╭─ PROVIDED RECORDS
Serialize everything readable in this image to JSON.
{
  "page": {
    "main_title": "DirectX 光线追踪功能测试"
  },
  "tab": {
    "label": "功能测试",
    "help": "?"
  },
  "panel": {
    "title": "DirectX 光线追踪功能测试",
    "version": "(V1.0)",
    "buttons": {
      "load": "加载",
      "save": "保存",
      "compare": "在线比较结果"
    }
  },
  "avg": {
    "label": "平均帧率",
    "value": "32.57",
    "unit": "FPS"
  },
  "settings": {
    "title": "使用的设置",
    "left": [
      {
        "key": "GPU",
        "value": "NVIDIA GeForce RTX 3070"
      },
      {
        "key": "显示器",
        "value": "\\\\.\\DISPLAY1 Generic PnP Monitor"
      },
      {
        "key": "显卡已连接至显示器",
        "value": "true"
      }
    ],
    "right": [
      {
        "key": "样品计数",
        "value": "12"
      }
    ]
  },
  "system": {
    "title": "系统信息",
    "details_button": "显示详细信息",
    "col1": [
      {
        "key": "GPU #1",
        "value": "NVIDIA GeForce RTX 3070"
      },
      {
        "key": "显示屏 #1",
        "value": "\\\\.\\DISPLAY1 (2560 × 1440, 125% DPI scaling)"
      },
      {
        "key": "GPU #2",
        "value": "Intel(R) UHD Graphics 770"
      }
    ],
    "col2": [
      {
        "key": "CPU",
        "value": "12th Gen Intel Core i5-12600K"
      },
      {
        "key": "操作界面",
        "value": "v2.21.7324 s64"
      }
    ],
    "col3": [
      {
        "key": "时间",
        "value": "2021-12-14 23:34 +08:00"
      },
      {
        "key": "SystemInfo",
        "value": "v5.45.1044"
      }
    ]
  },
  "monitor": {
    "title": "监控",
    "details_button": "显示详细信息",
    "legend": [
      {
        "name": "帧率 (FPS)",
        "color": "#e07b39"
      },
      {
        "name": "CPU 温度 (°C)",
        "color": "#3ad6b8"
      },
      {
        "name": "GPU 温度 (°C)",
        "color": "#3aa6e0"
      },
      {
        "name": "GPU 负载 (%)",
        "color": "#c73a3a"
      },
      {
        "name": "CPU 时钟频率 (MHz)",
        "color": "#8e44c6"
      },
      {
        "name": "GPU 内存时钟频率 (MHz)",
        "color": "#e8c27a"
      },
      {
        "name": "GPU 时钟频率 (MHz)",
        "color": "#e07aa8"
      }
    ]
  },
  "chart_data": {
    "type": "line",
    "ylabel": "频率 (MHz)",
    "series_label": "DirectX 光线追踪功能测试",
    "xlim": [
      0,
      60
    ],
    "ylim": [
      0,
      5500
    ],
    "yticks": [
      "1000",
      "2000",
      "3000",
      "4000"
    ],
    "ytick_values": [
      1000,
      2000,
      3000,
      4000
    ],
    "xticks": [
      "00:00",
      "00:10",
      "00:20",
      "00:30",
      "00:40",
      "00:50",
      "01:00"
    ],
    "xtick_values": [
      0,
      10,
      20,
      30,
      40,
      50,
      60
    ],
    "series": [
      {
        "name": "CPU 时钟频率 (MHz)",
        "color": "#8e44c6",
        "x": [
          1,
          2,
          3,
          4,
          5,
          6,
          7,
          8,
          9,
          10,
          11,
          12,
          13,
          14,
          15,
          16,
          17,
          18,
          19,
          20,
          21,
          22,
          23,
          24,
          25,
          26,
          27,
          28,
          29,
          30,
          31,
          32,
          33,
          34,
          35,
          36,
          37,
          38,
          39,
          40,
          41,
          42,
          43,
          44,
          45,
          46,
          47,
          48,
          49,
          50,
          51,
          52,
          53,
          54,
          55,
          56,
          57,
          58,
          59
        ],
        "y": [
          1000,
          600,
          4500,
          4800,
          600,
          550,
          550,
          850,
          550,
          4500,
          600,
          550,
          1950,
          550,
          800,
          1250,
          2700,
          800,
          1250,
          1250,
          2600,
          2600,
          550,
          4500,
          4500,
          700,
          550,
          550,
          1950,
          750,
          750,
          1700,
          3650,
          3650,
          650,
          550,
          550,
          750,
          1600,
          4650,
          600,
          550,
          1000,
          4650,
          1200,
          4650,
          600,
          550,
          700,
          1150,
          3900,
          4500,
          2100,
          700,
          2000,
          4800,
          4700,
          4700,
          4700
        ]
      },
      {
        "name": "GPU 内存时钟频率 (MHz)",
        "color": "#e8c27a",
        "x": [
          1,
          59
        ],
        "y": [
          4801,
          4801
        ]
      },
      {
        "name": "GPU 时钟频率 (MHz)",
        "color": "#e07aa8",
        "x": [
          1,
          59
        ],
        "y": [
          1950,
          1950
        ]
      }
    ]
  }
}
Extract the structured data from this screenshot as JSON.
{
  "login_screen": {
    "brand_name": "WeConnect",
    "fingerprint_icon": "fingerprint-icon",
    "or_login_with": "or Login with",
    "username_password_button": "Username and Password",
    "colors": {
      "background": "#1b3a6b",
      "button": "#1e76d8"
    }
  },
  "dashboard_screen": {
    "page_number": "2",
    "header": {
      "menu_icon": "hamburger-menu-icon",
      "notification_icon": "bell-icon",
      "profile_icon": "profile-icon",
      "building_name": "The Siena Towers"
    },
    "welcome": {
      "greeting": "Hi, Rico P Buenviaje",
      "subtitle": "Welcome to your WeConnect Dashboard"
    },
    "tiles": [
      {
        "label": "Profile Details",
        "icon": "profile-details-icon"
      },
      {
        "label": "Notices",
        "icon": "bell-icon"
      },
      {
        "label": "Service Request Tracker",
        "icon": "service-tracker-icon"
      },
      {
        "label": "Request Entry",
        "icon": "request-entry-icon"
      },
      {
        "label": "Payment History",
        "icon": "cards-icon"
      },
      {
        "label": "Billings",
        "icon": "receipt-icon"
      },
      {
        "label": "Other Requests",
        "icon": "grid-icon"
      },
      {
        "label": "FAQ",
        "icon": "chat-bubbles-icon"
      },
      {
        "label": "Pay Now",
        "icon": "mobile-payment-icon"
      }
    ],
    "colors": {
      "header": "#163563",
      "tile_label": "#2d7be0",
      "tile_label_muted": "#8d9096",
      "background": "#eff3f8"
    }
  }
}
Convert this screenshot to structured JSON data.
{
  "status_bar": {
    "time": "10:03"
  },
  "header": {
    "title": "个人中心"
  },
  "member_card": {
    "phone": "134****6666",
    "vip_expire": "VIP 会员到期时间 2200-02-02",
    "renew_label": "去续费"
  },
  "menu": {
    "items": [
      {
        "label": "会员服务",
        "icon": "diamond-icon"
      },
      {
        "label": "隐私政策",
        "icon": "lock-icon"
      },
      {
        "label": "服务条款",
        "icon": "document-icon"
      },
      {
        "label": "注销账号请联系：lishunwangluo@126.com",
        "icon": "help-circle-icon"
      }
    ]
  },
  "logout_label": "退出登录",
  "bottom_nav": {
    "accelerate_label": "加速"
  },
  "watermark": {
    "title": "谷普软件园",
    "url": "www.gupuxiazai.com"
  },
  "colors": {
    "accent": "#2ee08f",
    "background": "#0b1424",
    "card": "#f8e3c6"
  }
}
╰─
Recopy the entries above in their entirety, exactly.

### OUTPUT BELOW:
Serialize everything readable in this image to JSON.
{
  "page": {
    "main_title": "DirectX 光线追踪功能测试"
  },
  "tab": {
    "label": "功能测试",
    "help": "?"
  },
  "panel": {
    "title": "DirectX 光线追踪功能测试",
    "version": "(V1.0)",
    "buttons": {
      "load": "加载",
      "save": "保存",
      "compare": "在线比较结果"
    }
  },
  "avg": {
    "label": "平均帧率",
    "value": "32.57",
    "unit": "FPS"
  },
  "settings": {
    "title": "使用的设置",
    "left": [
      {
        "key": "GPU",
        "value": "NVIDIA GeForce RTX 3070"
      },
      {
        "key": "显示器",
        "value": "\\\\.\\DISPLAY1 Generic PnP Monitor"
      },
      {
        "key": "显卡已连接至显示器",
        "value": "true"
      }
    ],
    "right": [
      {
        "key": "样品计数",
        "value": "12"
      }
    ]
  },
  "system": {
    "title": "系统信息",
    "details_button": "显示详细信息",
    "col1": [
      {
        "key": "GPU #1",
        "value": "NVIDIA GeForce RTX 3070"
      },
      {
        "key": "显示屏 #1",
        "value": "\\\\.\\DISPLAY1 (2560 × 1440, 125% DPI scaling)"
      },
      {
        "key": "GPU #2",
        "value": "Intel(R) UHD Graphics 770"
      }
    ],
    "col2": [
      {
        "key": "CPU",
        "value": "12th Gen Intel Core i5-12600K"
      },
      {
        "key": "操作界面",
        "value": "v2.21.7324 s64"
      }
    ],
    "col3": [
      {
        "key": "时间",
        "value": "2021-12-14 23:34 +08:00"
      },
      {
        "key": "SystemInfo",
        "value": "v5.45.1044"
      }
    ]
  },
  "monitor": {
    "title": "监控",
    "details_button": "显示详细信息",
    "legend": [
      {
        "name": "帧率 (FPS)",
        "color": "#e07b39"
      },
      {
        "name": "CPU 温度 (°C)",
        "color": "#3ad6b8"
      },
      {
        "name": "GPU 温度 (°C)",
        "color": "#3aa6e0"
      },
      {
        "name": "GPU 负载 (%)",
        "color": "#c73a3a"
      },
      {
        "name": "CPU 时钟频率 (MHz)",
        "color": "#8e44c6"
      },
      {
        "name": "GPU 内存时钟频率 (MHz)",
        "color": "#e8c27a"
      },
      {
        "name": "GPU 时钟频率 (MHz)",
        "color": "#e07aa8"
      }
    ]
  },
  "chart_data": {
    "type": "line",
    "ylabel": "频率 (MHz)",
    "series_label": "DirectX 光线追踪功能测试",
    "xlim": [
      0,
      60
    ],
    "ylim": [
      0,
      5500
    ],
    "yticks": [
      "1000",
      "2000",
      "3000",
      "4000"
    ],
    "ytick_values": [
      1000,
      2000,
      3000,
      4000
    ],
    "xticks": [
      "00:00",
      "00:10",
      "00:20",
      "00:30",
      "00:40",
      "00:50",
      "01:00"
    ],
    "xtick_values": [
      0,
      10,
      20,
      30,
      40,
      50,
      60
    ],
    "series": [
      {
        "name": "CPU 时钟频率 (MHz)",
        "color": "#8e44c6",
        "x": [
          1,
          2,
          3,
          4,
          5,
          6,
          7,
          8,
          9,
          10,
          11,
          12,
          13,
          14,
          15,
          16,
          17,
          18,
          19,
          20,
          21,
          22,
          23,
          24,
          25,
          26,
          27,
          28,
          29,
          30,
          31,
          32,
          33,
          34,
          35,
          36,
          37,
          38,
          39,
          40,
          41,
          42,
          43,
          44,
          45,
          46,
          47,
          48,
          49,
          50,
          51,
          52,
          53,
          54,
          55,
          56,
          57,
          58,
          59
        ],
        "y": [
          1000,
          600,
          4500,
          4800,
          600,
          550,
          550,
          850,
          550,
          4500,
          600,
          550,
          1950,
          550,
          800,
          1250,
          2700,
          800,
          1250,
          1250,
          2600,
          2600,
          550,
          4500,
          4500,
          700,
          550,
          550,
          1950,
          750,
          750,
          1700,
          3650,
          3650,
          650,
          550,
          550,
          750,
          1600,
          4650,
          600,
          550,
          1000,
          4650,
          1200,
          4650,
          600,
          550,
          700,
          1150,
          3900,
          4500,
          2100,
          700,
          2000,
          4800,
          4700,
          4700,
          4700
        ]
      },
      {
        "name": "GPU 内存时钟频率 (MHz)",
        "color": "#e8c27a",
        "x": [
          1,
          59
        ],
        "y": [
          4801,
          4801
        ]
      },
      {
        "name": "GPU 时钟频率 (MHz)",
        "color": "#e07aa8",
        "x": [
          1,
          59
        ],
        "y": [
          1950,
          1950
        ]
      }
    ]
  }
}
Extract the structured data from this screenshot as JSON.
{
  "login_screen": {
    "brand_name": "WeConnect",
    "fingerprint_icon": "fingerprint-icon",
    "or_login_with": "or Login with",
    "username_password_button": "Username and Password",
    "colors": {
      "background": "#1b3a6b",
      "button": "#1e76d8"
    }
  },
  "dashboard_screen": {
    "page_number": "2",
    "header": {
      "menu_icon": "hamburger-menu-icon",
      "notification_icon": "bell-icon",
      "profile_icon": "profile-icon",
      "building_name": "The Siena Towers"
    },
    "welcome": {
      "greeting": "Hi, Rico P Buenviaje",
      "subtitle": "Welcome to your WeConnect Dashboard"
    },
    "tiles": [
      {
        "label": "Profile Details",
        "icon": "profile-details-icon"
      },
      {
        "label": "Notices",
        "icon": "bell-icon"
      },
      {
        "label": "Service Request Tracker",
        "icon": "service-tracker-icon"
      },
      {
        "label": "Request Entry",
        "icon": "request-entry-icon"
      },
      {
        "label": "Payment History",
        "icon": "cards-icon"
      },
      {
        "label": "Billings",
        "icon": "receipt-icon"
      },
      {
        "label": "Other Requests",
        "icon": "grid-icon"
      },
      {
        "label": "FAQ",
        "icon": "chat-bubbles-icon"
      },
      {
        "label": "Pay Now",
        "icon": "mobile-payment-icon"
      }
    ],
    "colors": {
      "header": "#163563",
      "tile_label": "#2d7be0",
      "tile_label_muted": "#8d9096",
      "background": "#eff3f8"
    }
  }
}
Convert this screenshot to structured JSON data.
{
  "status_bar": {
    "time": "10:03"
  },
  "header": {
    "title": "个人中心"
  },
  "member_card": {
    "phone": "134****6666",
    "vip_expire": "VIP 会员到期时间 2200-02-02",
    "renew_label": "去续费"
  },
  "menu": {
    "items": [
      {
        "label": "会员服务",
        "icon": "diamond-icon"
      },
      {
        "label": "隐私政策",
        "icon": "lock-icon"
      },
      {
        "label": "服务条款",
        "icon": "document-icon"
      },
      {
        "label": "注销账号请联系：lishunwangluo@126.com",
        "icon": "help-circle-icon"
      }
    ]
  },
  "logout_label": "退出登录",
  "bottom_nav": {
    "accelerate_label": "加速"
  },
  "watermark": {
    "title": "谷普软件园",
    "url": "www.gupuxiazai.com"
  },
  "colors": {
    "accent": "#2ee08f",
    "background": "#0b1424",
    "card": "#f8e3c6"
  }
}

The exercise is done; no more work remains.